╭─ SOURCE MATERIAL
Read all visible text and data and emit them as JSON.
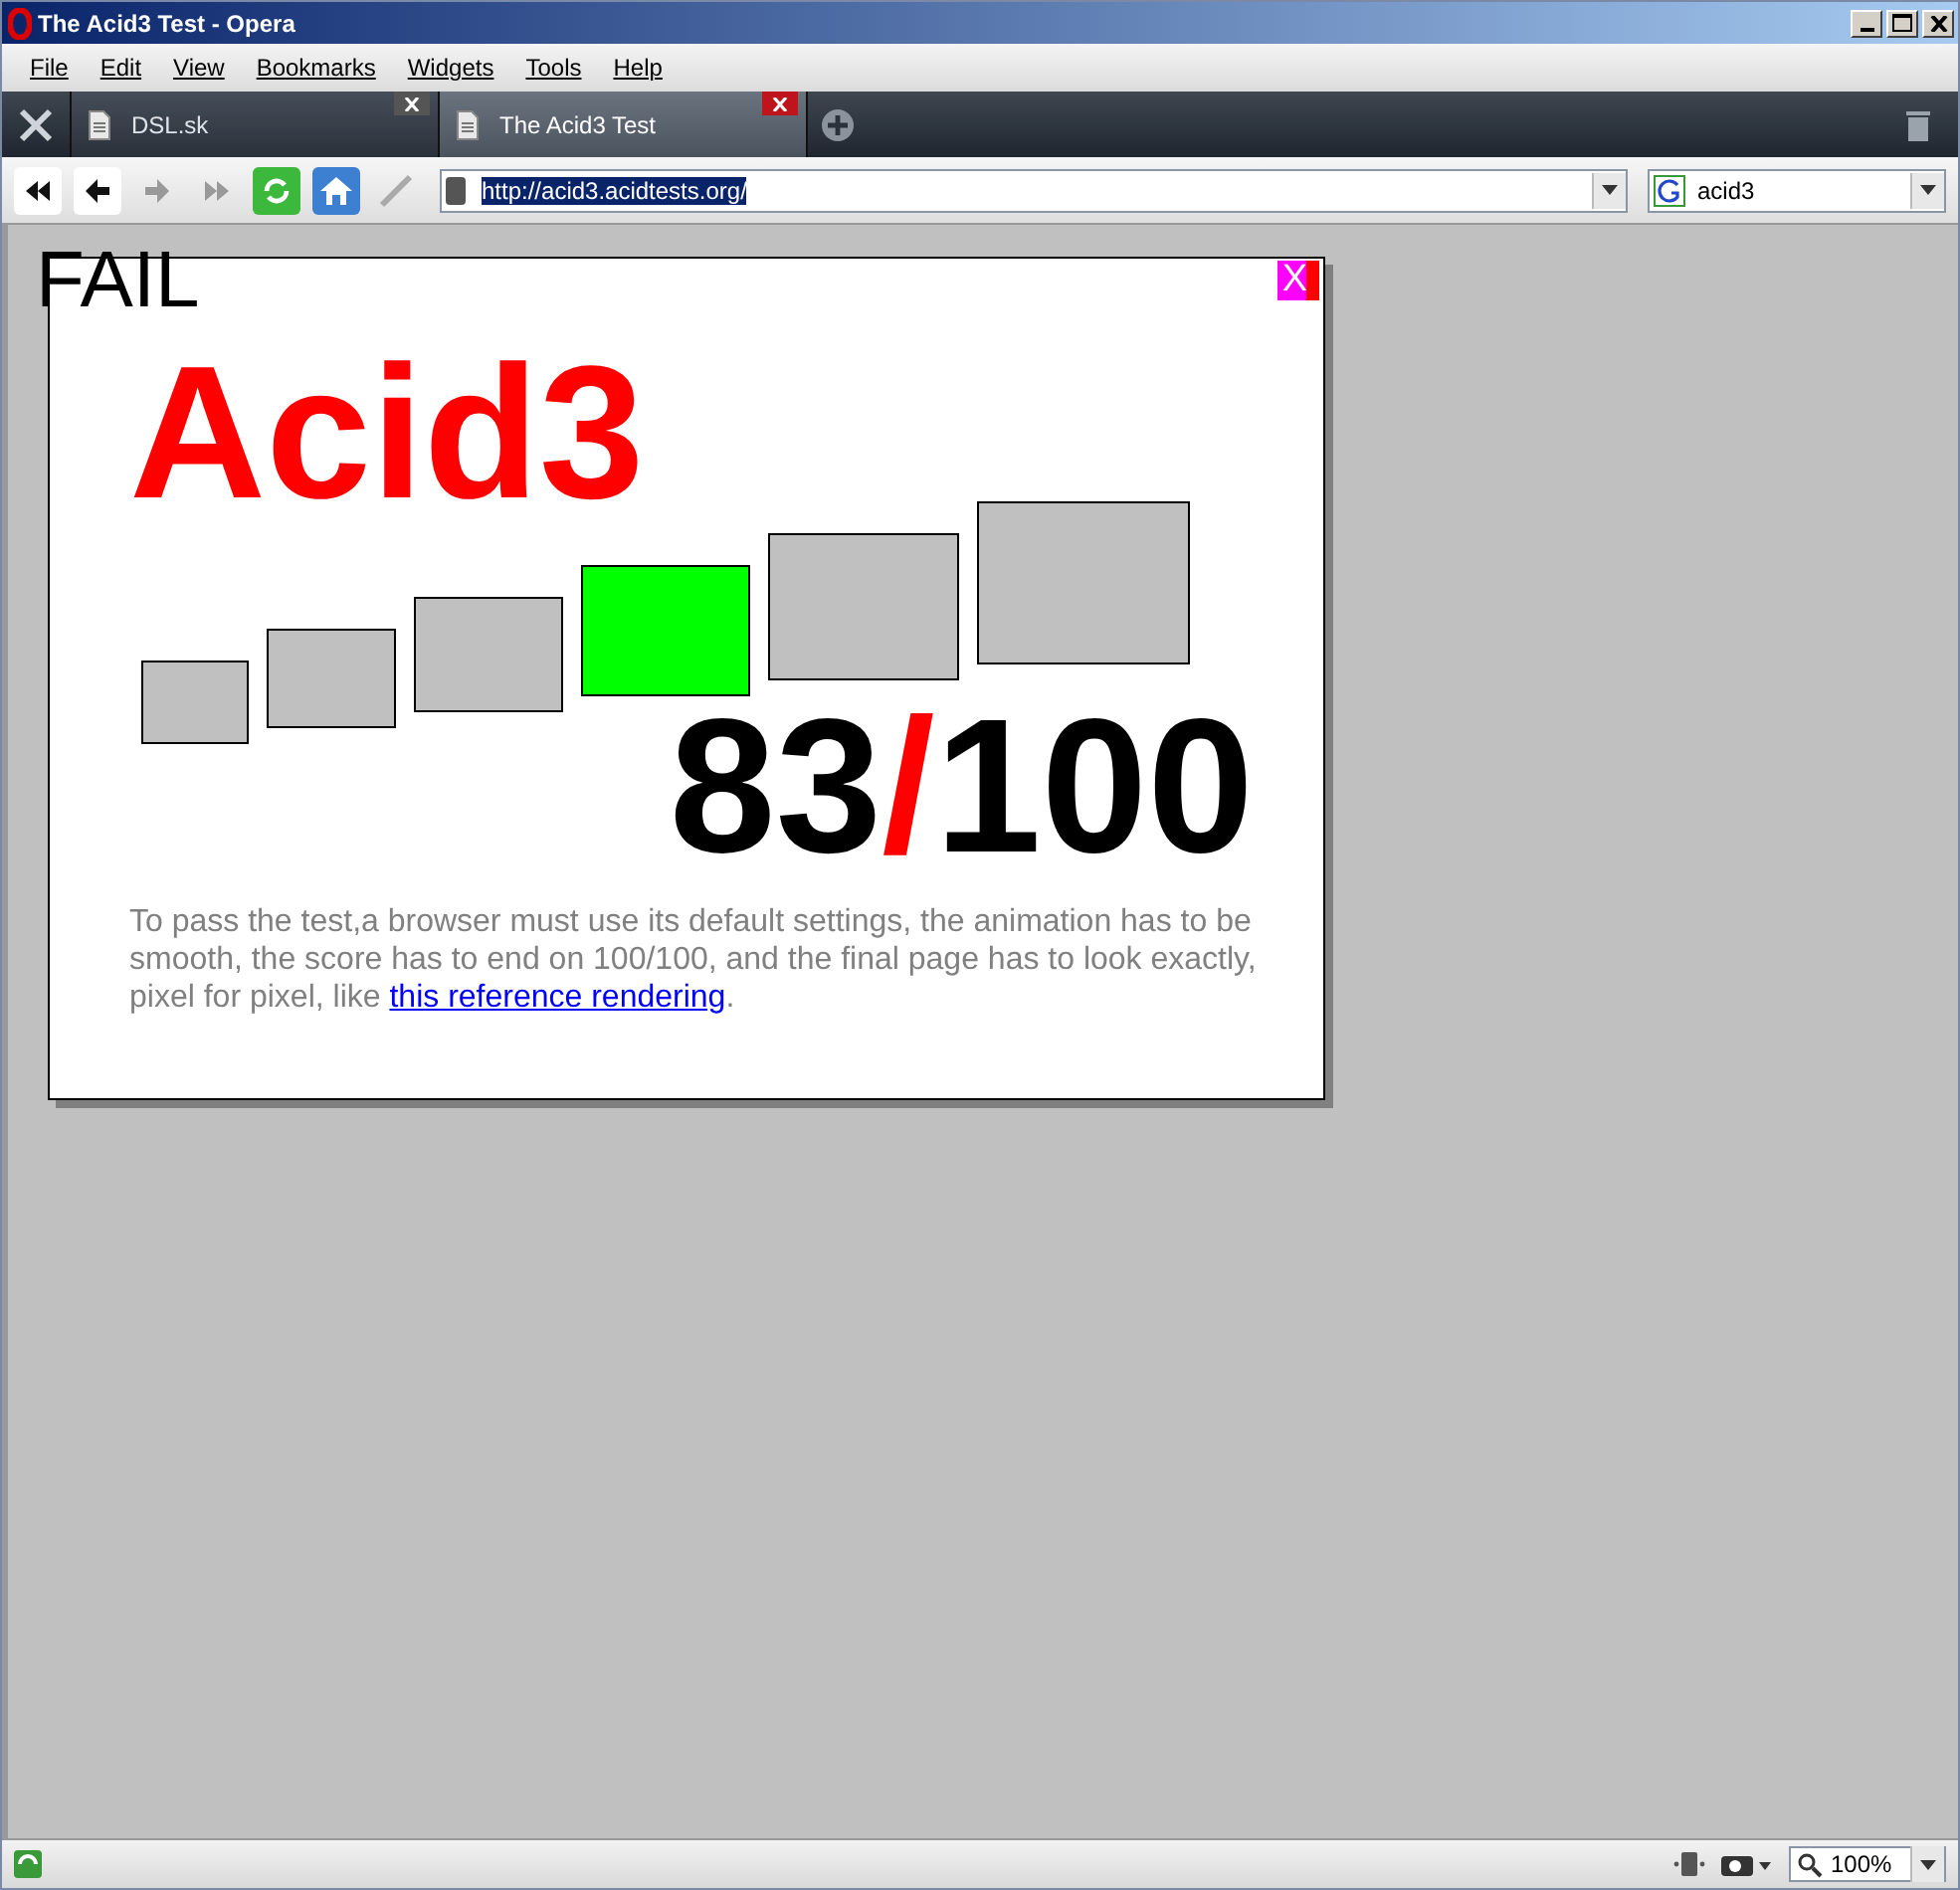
{
  "window": {
    "title": "The Acid3 Test - Opera"
  },
  "menu": [
    "File",
    "Edit",
    "View",
    "Bookmarks",
    "Widgets",
    "Tools",
    "Help"
  ],
  "tabs": [
    {
      "label": "DSL.sk",
      "selected": false
    },
    {
      "label": "The Acid3 Test",
      "selected": true
    }
  ],
  "address": {
    "value": "http://acid3.acidtests.org/"
  },
  "search": {
    "value": "acid3"
  },
  "page": {
    "status": "FAIL",
    "title": "Acid3",
    "buckets": [
      {
        "color": "#c0c0c0"
      },
      {
        "color": "#c0c0c0"
      },
      {
        "color": "#c0c0c0"
      },
      {
        "color": "#00ff00"
      },
      {
        "color": "#c0c0c0"
      },
      {
        "color": "#c0c0c0"
      }
    ],
    "score": "83",
    "separator": "/",
    "total": "100",
    "close": "X",
    "text": "To pass the test,a browser must use its default settings, the animation has to be smooth, the score has to end on 100/100, and the final page has to look exactly, pixel for pixel, like ",
    "link": "this reference rendering",
    "text_end": "."
  },
  "status_bar": {
    "zoom": "100%"
  }
}
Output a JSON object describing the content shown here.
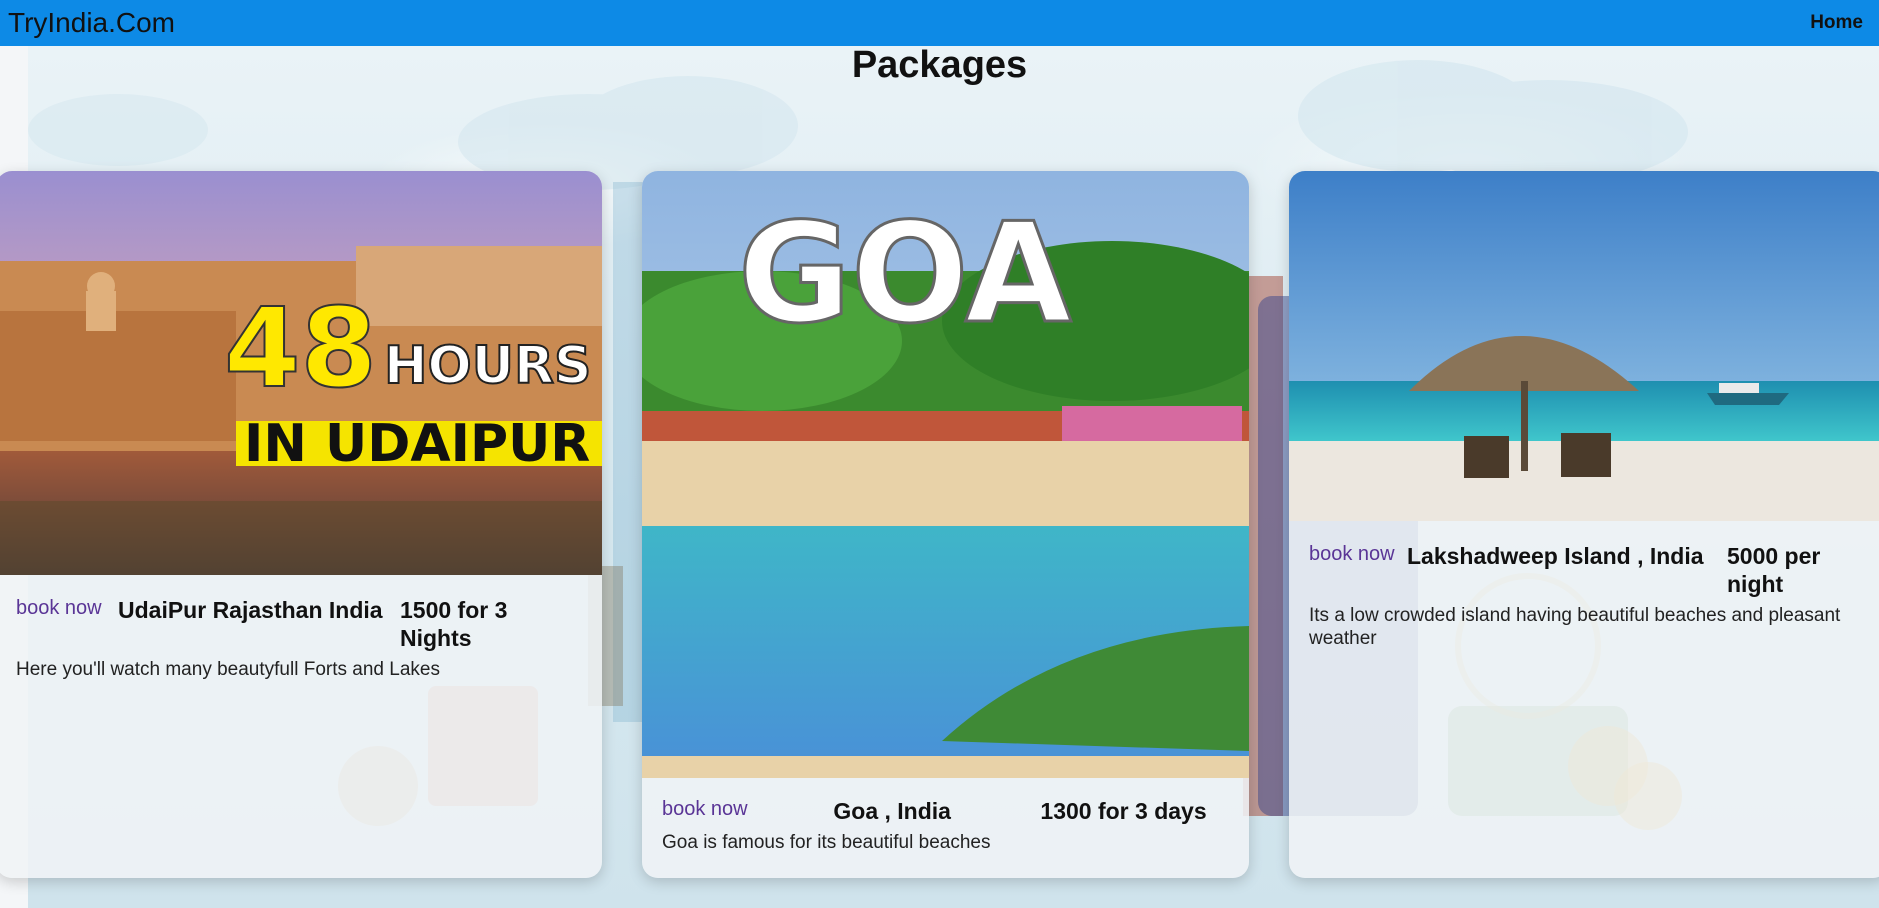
{
  "navbar": {
    "brand": "TryIndia.Com",
    "home_label": "Home"
  },
  "page": {
    "title": "Packages"
  },
  "packages": [
    {
      "book_label": "book now",
      "title": "UdaiPur Rajasthan India",
      "price": "1500 for 3 Nights",
      "description": "Here you'll watch many beautyfull Forts and Lakes",
      "image_text": {
        "big": "48",
        "word": "HOURS",
        "line2": "IN UDAIPUR"
      }
    },
    {
      "book_label": "book now",
      "title": "Goa , India",
      "price": "1300 for 3 days",
      "description": "Goa is famous for its beautiful beaches",
      "image_text": {
        "big": "GOA"
      }
    },
    {
      "book_label": "book now",
      "title": "Lakshadweep Island , India",
      "price": "5000 per night",
      "description": "Its a low crowded island having beautiful beaches and pleasant weather"
    }
  ],
  "colors": {
    "navbar": "#0d8ae6",
    "link": "#5a3596"
  }
}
╰─
Without including the pictures, reproduce all entries exactly.

Read all visible text and data and emit them as JSON.
{
  "window": {
    "title": "The Acid3 Test - Opera"
  },
  "menu": [
    "File",
    "Edit",
    "View",
    "Bookmarks",
    "Widgets",
    "Tools",
    "Help"
  ],
  "tabs": [
    {
      "label": "DSL.sk",
      "selected": false
    },
    {
      "label": "The Acid3 Test",
      "selected": true
    }
  ],
  "address": {
    "value": "http://acid3.acidtests.org/"
  },
  "search": {
    "value": "acid3"
  },
  "page": {
    "status": "FAIL",
    "title": "Acid3",
    "buckets": [
      {
        "color": "#c0c0c0"
      },
      {
        "color": "#c0c0c0"
      },
      {
        "color": "#c0c0c0"
      },
      {
        "color": "#00ff00"
      },
      {
        "color": "#c0c0c0"
      },
      {
        "color": "#c0c0c0"
      }
    ],
    "score": "83",
    "separator": "/",
    "total": "100",
    "close": "X",
    "text": "To pass the test,a browser must use its default settings, the animation has to be smooth, the score has to end on 100/100, and the final page has to look exactly, pixel for pixel, like ",
    "link": "this reference rendering",
    "text_end": "."
  },
  "status_bar": {
    "zoom": "100%"
  }
}
Output a JSON object describing the content shown here.
{
  "navbar": {
    "brand": "TryIndia.Com",
    "home_label": "Home"
  },
  "page": {
    "title": "Packages"
  },
  "packages": [
    {
      "book_label": "book now",
      "title": "UdaiPur Rajasthan India",
      "price": "1500 for 3 Nights",
      "description": "Here you'll watch many beautyfull Forts and Lakes",
      "image_text": {
        "big": "48",
        "word": "HOURS",
        "line2": "IN UDAIPUR"
      }
    },
    {
      "book_label": "book now",
      "title": "Goa , India",
      "price": "1300 for 3 days",
      "description": "Goa is famous for its beautiful beaches",
      "image_text": {
        "big": "GOA"
      }
    },
    {
      "book_label": "book now",
      "title": "Lakshadweep Island , India",
      "price": "5000 per night",
      "description": "Its a low crowded island having beautiful beaches and pleasant weather"
    }
  ],
  "colors": {
    "navbar": "#0d8ae6",
    "link": "#5a3596"
  }
}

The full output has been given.